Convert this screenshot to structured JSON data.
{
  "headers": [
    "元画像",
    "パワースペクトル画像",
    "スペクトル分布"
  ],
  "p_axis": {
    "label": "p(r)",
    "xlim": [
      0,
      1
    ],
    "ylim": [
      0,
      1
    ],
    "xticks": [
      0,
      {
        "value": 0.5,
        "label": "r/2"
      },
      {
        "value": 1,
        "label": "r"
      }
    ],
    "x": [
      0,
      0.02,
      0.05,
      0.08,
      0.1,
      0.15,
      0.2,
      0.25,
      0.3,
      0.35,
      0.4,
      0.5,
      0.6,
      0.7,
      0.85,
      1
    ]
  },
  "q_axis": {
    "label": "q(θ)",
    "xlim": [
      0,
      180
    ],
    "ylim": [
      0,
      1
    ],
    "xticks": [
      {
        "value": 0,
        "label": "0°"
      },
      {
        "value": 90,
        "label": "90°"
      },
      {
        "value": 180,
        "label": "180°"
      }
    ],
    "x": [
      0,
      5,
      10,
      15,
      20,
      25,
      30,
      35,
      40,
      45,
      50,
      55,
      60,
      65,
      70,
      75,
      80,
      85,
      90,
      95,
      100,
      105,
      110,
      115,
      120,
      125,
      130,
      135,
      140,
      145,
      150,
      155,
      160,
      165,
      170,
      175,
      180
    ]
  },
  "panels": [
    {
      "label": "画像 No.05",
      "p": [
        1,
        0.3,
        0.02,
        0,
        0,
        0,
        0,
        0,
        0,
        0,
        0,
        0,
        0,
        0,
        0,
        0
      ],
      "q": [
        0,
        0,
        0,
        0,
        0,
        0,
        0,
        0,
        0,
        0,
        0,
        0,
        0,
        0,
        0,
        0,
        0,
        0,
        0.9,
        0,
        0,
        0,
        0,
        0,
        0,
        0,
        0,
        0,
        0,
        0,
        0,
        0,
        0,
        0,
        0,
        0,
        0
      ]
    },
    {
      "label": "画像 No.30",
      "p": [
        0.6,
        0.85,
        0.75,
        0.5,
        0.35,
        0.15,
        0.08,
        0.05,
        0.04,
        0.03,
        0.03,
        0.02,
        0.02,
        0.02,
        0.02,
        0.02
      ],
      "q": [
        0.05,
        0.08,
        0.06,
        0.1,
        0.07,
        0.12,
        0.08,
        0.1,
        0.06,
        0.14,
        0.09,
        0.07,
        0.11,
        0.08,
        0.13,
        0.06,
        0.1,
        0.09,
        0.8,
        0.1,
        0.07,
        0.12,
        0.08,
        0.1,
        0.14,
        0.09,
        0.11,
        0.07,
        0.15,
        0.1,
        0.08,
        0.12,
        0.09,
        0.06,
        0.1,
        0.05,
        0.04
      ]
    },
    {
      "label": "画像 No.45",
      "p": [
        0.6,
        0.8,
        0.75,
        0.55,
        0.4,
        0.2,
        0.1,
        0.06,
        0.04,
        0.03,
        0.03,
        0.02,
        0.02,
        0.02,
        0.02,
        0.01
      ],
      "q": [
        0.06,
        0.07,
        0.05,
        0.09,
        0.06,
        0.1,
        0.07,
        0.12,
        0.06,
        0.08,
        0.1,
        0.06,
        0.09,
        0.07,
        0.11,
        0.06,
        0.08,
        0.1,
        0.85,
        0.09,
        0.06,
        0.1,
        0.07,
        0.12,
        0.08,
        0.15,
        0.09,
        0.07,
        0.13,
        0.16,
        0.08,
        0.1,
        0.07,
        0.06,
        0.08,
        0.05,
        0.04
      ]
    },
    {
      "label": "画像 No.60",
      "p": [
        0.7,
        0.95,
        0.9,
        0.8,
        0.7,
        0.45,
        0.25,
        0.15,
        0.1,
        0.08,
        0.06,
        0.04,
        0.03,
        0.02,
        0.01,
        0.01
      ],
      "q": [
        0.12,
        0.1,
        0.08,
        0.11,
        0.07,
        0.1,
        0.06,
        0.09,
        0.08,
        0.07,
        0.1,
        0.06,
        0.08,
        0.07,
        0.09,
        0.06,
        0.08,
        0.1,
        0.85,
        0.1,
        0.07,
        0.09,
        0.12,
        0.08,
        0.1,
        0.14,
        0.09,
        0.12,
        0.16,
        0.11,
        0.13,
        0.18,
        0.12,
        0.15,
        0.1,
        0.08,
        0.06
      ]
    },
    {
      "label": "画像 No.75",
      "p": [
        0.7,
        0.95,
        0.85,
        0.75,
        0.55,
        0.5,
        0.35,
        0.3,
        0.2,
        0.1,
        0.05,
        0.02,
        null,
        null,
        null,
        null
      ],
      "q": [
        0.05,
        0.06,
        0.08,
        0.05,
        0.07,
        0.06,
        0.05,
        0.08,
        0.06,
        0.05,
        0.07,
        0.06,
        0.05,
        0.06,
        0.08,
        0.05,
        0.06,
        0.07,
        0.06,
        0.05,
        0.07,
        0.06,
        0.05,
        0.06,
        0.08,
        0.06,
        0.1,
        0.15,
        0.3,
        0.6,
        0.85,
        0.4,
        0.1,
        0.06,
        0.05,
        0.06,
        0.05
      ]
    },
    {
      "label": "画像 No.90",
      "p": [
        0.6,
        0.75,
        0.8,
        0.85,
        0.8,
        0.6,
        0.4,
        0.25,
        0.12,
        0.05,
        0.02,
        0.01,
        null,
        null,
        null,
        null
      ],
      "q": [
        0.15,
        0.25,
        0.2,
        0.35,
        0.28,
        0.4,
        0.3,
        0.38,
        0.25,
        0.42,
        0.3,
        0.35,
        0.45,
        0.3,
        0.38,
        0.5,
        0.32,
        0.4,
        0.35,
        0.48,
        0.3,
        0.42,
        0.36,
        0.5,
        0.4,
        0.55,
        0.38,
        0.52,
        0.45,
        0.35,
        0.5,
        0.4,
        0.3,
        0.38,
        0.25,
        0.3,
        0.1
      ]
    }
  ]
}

# # # # # # #

> [Aim of the exercise]: Write the complete data out, exactly as above.

> [Completed task]:
Convert this screenshot to structured JSON data.
{
  "headers": [
    "元画像",
    "パワースペクトル画像",
    "スペクトル分布"
  ],
  "p_axis": {
    "label": "p(r)",
    "xlim": [
      0,
      1
    ],
    "ylim": [
      0,
      1
    ],
    "xticks": [
      0,
      {
        "value": 0.5,
        "label": "r/2"
      },
      {
        "value": 1,
        "label": "r"
      }
    ],
    "x": [
      0,
      0.02,
      0.05,
      0.08,
      0.1,
      0.15,
      0.2,
      0.25,
      0.3,
      0.35,
      0.4,
      0.5,
      0.6,
      0.7,
      0.85,
      1
    ]
  },
  "q_axis": {
    "label": "q(θ)",
    "xlim": [
      0,
      180
    ],
    "ylim": [
      0,
      1
    ],
    "xticks": [
      {
        "value": 0,
        "label": "0°"
      },
      {
        "value": 90,
        "label": "90°"
      },
      {
        "value": 180,
        "label": "180°"
      }
    ],
    "x": [
      0,
      5,
      10,
      15,
      20,
      25,
      30,
      35,
      40,
      45,
      50,
      55,
      60,
      65,
      70,
      75,
      80,
      85,
      90,
      95,
      100,
      105,
      110,
      115,
      120,
      125,
      130,
      135,
      140,
      145,
      150,
      155,
      160,
      165,
      170,
      175,
      180
    ]
  },
  "panels": [
    {
      "label": "画像 No.05",
      "p": [
        1,
        0.3,
        0.02,
        0,
        0,
        0,
        0,
        0,
        0,
        0,
        0,
        0,
        0,
        0,
        0,
        0
      ],
      "q": [
        0,
        0,
        0,
        0,
        0,
        0,
        0,
        0,
        0,
        0,
        0,
        0,
        0,
        0,
        0,
        0,
        0,
        0,
        0.9,
        0,
        0,
        0,
        0,
        0,
        0,
        0,
        0,
        0,
        0,
        0,
        0,
        0,
        0,
        0,
        0,
        0,
        0
      ]
    },
    {
      "label": "画像 No.30",
      "p": [
        0.6,
        0.85,
        0.75,
        0.5,
        0.35,
        0.15,
        0.08,
        0.05,
        0.04,
        0.03,
        0.03,
        0.02,
        0.02,
        0.02,
        0.02,
        0.02
      ],
      "q": [
        0.05,
        0.08,
        0.06,
        0.1,
        0.07,
        0.12,
        0.08,
        0.1,
        0.06,
        0.14,
        0.09,
        0.07,
        0.11,
        0.08,
        0.13,
        0.06,
        0.1,
        0.09,
        0.8,
        0.1,
        0.07,
        0.12,
        0.08,
        0.1,
        0.14,
        0.09,
        0.11,
        0.07,
        0.15,
        0.1,
        0.08,
        0.12,
        0.09,
        0.06,
        0.1,
        0.05,
        0.04
      ]
    },
    {
      "label": "画像 No.45",
      "p": [
        0.6,
        0.8,
        0.75,
        0.55,
        0.4,
        0.2,
        0.1,
        0.06,
        0.04,
        0.03,
        0.03,
        0.02,
        0.02,
        0.02,
        0.02,
        0.01
      ],
      "q": [
        0.06,
        0.07,
        0.05,
        0.09,
        0.06,
        0.1,
        0.07,
        0.12,
        0.06,
        0.08,
        0.1,
        0.06,
        0.09,
        0.07,
        0.11,
        0.06,
        0.08,
        0.1,
        0.85,
        0.09,
        0.06,
        0.1,
        0.07,
        0.12,
        0.08,
        0.15,
        0.09,
        0.07,
        0.13,
        0.16,
        0.08,
        0.1,
        0.07,
        0.06,
        0.08,
        0.05,
        0.04
      ]
    },
    {
      "label": "画像 No.60",
      "p": [
        0.7,
        0.95,
        0.9,
        0.8,
        0.7,
        0.45,
        0.25,
        0.15,
        0.1,
        0.08,
        0.06,
        0.04,
        0.03,
        0.02,
        0.01,
        0.01
      ],
      "q": [
        0.12,
        0.1,
        0.08,
        0.11,
        0.07,
        0.1,
        0.06,
        0.09,
        0.08,
        0.07,
        0.1,
        0.06,
        0.08,
        0.07,
        0.09,
        0.06,
        0.08,
        0.1,
        0.85,
        0.1,
        0.07,
        0.09,
        0.12,
        0.08,
        0.1,
        0.14,
        0.09,
        0.12,
        0.16,
        0.11,
        0.13,
        0.18,
        0.12,
        0.15,
        0.1,
        0.08,
        0.06
      ]
    },
    {
      "label": "画像 No.75",
      "p": [
        0.7,
        0.95,
        0.85,
        0.75,
        0.55,
        0.5,
        0.35,
        0.3,
        0.2,
        0.1,
        0.05,
        0.02,
        null,
        null,
        null,
        null
      ],
      "q": [
        0.05,
        0.06,
        0.08,
        0.05,
        0.07,
        0.06,
        0.05,
        0.08,
        0.06,
        0.05,
        0.07,
        0.06,
        0.05,
        0.06,
        0.08,
        0.05,
        0.06,
        0.07,
        0.06,
        0.05,
        0.07,
        0.06,
        0.05,
        0.06,
        0.08,
        0.06,
        0.1,
        0.15,
        0.3,
        0.6,
        0.85,
        0.4,
        0.1,
        0.06,
        0.05,
        0.06,
        0.05
      ]
    },
    {
      "label": "画像 No.90",
      "p": [
        0.6,
        0.75,
        0.8,
        0.85,
        0.8,
        0.6,
        0.4,
        0.25,
        0.12,
        0.05,
        0.02,
        0.01,
        null,
        null,
        null,
        null
      ],
      "q": [
        0.15,
        0.25,
        0.2,
        0.35,
        0.28,
        0.4,
        0.3,
        0.38,
        0.25,
        0.42,
        0.3,
        0.35,
        0.45,
        0.3,
        0.38,
        0.5,
        0.32,
        0.4,
        0.35,
        0.48,
        0.3,
        0.42,
        0.36,
        0.5,
        0.4,
        0.55,
        0.38,
        0.52,
        0.45,
        0.35,
        0.5,
        0.4,
        0.3,
        0.38,
        0.25,
        0.3,
        0.1
      ]
    }
  ]
}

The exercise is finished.